┏━━

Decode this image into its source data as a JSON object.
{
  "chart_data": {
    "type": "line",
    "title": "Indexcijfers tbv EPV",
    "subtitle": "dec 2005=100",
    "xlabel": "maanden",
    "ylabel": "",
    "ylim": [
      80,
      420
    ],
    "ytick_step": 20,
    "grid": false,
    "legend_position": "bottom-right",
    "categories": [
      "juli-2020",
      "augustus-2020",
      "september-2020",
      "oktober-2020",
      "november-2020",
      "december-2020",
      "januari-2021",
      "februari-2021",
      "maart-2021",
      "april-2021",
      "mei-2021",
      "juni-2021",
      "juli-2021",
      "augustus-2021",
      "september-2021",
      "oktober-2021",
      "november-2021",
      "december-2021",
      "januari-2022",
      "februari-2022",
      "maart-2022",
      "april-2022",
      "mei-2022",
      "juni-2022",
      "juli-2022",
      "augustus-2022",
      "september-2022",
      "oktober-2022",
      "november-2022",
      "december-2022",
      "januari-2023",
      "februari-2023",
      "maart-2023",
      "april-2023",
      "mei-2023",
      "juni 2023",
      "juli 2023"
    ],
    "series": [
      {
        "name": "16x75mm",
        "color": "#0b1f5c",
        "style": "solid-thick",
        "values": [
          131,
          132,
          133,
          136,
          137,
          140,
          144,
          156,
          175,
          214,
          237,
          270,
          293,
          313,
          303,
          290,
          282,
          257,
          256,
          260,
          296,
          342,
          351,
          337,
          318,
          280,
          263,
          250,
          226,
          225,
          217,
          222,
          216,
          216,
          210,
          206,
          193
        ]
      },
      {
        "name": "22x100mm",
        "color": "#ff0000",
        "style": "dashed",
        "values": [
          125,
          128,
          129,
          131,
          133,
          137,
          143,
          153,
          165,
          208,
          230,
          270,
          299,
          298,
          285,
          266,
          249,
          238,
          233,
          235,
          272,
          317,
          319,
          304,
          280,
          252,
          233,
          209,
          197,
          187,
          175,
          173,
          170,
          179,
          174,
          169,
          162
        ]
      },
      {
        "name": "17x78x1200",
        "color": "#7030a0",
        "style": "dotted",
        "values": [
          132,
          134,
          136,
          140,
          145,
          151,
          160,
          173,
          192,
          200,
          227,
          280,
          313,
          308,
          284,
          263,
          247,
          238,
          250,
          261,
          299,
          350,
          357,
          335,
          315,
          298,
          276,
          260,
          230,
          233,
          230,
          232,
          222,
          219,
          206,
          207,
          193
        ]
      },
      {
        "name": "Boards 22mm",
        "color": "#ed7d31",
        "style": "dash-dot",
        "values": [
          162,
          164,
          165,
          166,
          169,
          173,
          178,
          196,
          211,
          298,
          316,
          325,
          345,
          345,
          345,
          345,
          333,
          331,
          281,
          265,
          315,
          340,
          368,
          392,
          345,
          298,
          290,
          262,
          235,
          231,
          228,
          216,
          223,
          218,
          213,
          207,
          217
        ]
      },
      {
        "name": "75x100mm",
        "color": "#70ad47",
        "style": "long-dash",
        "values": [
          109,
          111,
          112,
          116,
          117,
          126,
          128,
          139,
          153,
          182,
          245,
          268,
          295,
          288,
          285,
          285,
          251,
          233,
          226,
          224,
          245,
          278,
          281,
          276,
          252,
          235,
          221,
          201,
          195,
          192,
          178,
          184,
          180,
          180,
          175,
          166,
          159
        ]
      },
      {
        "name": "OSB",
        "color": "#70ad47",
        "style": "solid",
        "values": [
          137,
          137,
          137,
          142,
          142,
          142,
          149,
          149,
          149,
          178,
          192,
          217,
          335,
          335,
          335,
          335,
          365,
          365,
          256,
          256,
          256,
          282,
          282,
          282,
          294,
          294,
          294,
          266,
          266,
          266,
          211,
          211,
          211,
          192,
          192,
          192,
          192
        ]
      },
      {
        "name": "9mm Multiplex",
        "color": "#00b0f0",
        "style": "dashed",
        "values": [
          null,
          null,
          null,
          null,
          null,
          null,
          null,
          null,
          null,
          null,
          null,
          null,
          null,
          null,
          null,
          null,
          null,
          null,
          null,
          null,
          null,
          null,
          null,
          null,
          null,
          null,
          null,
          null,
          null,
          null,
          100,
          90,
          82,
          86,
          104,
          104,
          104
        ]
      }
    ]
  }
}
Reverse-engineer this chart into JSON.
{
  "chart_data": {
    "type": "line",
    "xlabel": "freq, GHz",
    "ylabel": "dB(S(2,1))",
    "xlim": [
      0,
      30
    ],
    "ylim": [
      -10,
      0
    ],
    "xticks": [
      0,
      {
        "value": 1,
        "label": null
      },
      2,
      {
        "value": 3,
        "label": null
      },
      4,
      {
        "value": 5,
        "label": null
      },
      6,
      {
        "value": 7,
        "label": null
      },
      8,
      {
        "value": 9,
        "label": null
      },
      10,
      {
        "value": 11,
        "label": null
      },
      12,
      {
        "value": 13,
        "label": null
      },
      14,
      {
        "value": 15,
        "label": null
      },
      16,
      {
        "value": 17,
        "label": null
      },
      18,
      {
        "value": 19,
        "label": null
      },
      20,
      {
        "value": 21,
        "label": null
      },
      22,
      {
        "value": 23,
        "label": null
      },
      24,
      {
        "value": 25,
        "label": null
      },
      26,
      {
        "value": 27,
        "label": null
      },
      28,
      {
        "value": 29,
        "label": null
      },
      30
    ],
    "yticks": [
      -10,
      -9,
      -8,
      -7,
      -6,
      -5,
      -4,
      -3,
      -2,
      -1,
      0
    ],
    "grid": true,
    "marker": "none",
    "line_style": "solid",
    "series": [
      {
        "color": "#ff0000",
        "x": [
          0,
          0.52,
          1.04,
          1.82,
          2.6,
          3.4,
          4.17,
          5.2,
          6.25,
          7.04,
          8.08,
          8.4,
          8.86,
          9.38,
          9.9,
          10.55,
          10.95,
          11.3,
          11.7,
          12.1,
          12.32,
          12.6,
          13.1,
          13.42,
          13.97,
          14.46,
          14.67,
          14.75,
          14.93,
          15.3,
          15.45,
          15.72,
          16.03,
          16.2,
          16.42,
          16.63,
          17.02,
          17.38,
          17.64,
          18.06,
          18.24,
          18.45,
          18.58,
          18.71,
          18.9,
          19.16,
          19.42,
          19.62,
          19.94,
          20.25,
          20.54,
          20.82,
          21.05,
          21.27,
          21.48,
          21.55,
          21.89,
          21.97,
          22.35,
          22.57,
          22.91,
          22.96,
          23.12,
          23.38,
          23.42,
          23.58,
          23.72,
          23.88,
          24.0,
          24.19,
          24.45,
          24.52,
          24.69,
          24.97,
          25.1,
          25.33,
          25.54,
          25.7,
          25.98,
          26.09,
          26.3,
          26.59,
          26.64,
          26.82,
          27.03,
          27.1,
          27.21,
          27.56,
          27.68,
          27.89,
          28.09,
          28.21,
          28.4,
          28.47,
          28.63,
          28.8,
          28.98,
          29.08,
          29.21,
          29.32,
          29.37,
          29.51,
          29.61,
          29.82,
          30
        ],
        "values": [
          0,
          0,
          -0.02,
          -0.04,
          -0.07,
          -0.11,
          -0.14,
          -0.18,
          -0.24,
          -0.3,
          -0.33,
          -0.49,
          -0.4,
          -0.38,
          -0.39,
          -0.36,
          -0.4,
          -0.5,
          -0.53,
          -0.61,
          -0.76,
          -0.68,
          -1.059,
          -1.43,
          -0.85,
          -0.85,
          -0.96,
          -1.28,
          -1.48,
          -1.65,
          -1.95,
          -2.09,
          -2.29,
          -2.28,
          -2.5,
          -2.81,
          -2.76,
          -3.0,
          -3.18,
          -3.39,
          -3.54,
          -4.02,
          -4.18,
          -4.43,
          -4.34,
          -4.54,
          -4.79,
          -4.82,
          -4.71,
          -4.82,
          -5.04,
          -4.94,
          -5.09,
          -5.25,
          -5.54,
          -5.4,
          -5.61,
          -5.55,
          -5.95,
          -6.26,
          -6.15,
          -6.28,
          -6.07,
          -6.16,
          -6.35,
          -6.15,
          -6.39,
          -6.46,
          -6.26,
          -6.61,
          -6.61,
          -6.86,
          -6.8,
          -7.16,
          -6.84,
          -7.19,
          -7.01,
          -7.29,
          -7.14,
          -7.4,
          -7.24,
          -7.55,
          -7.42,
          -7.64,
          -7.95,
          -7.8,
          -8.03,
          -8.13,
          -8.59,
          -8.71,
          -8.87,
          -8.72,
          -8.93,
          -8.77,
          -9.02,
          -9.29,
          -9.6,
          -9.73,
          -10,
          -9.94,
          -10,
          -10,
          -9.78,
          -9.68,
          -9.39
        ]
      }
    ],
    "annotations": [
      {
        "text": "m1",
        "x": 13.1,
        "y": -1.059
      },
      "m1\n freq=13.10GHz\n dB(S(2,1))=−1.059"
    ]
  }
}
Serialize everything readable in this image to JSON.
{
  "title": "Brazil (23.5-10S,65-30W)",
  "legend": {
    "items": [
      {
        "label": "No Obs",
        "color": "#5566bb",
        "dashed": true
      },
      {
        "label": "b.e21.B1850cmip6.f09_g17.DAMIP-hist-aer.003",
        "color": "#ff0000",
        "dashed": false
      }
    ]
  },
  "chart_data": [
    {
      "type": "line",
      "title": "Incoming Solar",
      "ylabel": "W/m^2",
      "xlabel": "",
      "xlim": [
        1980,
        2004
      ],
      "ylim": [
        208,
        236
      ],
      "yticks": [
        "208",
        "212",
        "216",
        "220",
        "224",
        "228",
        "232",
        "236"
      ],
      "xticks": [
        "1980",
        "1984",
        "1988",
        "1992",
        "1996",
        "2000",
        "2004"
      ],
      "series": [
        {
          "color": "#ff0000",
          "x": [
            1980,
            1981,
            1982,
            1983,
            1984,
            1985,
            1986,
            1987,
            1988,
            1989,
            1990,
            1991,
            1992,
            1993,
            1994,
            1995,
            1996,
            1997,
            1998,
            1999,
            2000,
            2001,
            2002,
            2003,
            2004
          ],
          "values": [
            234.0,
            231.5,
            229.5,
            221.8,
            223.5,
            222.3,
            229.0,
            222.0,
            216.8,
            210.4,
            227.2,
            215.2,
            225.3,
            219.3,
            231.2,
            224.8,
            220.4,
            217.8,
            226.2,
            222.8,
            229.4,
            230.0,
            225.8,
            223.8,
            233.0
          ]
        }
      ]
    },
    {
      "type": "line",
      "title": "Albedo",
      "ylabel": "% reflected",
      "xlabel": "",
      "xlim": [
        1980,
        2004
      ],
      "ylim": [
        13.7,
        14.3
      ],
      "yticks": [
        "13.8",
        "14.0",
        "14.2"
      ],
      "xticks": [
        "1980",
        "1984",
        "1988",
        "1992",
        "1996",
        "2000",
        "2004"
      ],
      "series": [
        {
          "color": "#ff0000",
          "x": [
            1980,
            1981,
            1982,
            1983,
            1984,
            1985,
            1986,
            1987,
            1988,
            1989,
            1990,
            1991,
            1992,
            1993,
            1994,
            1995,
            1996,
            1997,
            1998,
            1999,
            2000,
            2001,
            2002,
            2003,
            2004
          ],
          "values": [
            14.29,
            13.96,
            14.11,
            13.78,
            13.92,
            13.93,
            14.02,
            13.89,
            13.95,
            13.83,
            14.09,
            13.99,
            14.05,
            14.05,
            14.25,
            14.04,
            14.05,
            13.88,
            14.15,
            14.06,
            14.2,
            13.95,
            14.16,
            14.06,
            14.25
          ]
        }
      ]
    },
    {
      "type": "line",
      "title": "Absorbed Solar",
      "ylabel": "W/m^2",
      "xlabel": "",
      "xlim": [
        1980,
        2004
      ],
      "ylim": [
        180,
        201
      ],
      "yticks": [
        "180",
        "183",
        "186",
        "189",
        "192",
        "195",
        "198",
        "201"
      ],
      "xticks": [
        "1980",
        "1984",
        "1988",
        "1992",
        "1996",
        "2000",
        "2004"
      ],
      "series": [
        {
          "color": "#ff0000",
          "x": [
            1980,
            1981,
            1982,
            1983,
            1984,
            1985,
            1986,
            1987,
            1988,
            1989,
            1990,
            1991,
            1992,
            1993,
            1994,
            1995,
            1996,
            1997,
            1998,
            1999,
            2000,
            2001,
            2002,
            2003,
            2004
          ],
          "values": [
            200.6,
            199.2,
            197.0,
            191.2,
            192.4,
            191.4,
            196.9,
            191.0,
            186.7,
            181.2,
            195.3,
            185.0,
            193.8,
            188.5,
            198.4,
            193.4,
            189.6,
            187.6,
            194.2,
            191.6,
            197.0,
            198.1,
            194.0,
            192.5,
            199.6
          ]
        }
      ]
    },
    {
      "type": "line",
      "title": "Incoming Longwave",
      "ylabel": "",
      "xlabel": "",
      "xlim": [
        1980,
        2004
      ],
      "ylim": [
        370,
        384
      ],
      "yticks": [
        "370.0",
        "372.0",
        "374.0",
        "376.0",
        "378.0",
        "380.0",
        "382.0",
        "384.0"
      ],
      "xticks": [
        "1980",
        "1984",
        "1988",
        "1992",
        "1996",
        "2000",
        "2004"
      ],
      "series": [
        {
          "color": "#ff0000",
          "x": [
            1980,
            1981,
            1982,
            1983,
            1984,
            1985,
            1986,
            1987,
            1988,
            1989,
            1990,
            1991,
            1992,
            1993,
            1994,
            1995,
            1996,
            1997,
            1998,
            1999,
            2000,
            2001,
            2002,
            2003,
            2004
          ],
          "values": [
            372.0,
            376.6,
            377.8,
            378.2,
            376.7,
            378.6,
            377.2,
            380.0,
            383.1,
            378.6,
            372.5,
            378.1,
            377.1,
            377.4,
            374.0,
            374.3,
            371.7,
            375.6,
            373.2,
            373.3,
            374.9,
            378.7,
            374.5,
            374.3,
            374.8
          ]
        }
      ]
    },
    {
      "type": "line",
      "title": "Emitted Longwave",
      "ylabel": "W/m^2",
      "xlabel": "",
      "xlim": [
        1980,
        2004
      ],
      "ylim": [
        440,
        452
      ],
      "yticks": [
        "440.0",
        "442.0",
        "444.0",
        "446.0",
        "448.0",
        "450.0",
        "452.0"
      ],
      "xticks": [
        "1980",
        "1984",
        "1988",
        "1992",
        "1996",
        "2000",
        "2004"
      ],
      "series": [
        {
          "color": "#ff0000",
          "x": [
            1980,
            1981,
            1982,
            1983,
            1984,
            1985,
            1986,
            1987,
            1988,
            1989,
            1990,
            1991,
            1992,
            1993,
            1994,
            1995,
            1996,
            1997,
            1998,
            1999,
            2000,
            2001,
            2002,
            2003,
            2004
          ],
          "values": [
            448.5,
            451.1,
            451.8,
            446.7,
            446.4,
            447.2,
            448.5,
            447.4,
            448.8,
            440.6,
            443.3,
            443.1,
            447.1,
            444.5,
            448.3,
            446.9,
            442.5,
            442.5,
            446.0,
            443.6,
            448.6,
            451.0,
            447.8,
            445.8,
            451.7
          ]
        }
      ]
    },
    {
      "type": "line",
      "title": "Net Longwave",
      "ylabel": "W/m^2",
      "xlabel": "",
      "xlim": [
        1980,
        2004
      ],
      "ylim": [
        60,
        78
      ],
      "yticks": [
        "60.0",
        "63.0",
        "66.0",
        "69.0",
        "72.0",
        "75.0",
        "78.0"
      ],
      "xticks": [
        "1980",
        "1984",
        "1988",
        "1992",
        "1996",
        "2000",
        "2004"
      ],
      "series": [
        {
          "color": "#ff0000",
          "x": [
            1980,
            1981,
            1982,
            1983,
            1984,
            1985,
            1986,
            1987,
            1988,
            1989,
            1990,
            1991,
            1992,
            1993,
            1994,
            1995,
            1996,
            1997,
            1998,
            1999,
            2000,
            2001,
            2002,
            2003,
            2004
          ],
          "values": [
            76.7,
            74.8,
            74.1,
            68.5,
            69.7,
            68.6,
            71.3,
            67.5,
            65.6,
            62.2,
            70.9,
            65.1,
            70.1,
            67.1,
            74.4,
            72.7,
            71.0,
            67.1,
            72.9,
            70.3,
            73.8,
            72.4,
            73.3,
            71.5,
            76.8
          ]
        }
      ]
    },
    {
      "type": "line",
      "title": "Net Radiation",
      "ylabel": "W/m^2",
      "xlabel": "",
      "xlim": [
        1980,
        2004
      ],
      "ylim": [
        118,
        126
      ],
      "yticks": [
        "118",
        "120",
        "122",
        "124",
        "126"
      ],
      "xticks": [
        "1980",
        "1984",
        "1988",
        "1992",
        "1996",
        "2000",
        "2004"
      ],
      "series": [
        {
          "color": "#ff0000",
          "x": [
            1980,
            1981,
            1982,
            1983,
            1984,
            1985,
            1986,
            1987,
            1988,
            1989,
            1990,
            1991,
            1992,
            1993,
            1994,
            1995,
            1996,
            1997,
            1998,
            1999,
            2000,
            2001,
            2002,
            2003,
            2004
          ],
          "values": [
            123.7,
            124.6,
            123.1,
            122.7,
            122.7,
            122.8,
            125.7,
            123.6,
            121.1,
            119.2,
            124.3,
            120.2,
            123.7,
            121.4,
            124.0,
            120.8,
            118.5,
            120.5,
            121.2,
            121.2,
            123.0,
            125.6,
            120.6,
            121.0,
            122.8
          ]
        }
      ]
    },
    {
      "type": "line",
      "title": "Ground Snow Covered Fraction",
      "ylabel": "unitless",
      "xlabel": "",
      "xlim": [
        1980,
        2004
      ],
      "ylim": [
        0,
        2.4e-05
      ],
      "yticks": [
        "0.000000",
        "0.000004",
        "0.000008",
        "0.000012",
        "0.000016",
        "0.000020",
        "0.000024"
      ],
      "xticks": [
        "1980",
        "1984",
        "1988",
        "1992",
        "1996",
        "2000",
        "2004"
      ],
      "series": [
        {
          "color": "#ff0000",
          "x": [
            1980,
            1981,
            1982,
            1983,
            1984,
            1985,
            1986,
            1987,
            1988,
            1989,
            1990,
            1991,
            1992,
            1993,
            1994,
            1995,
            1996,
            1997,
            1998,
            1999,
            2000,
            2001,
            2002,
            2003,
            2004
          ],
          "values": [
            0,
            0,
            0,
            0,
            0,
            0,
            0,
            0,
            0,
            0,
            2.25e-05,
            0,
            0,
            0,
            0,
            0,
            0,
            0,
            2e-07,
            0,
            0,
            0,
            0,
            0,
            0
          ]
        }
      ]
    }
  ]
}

┗━━

Description of the task → Your answer should be a single number: the count of lines that contain "Incoming".

Result for this exercise → 2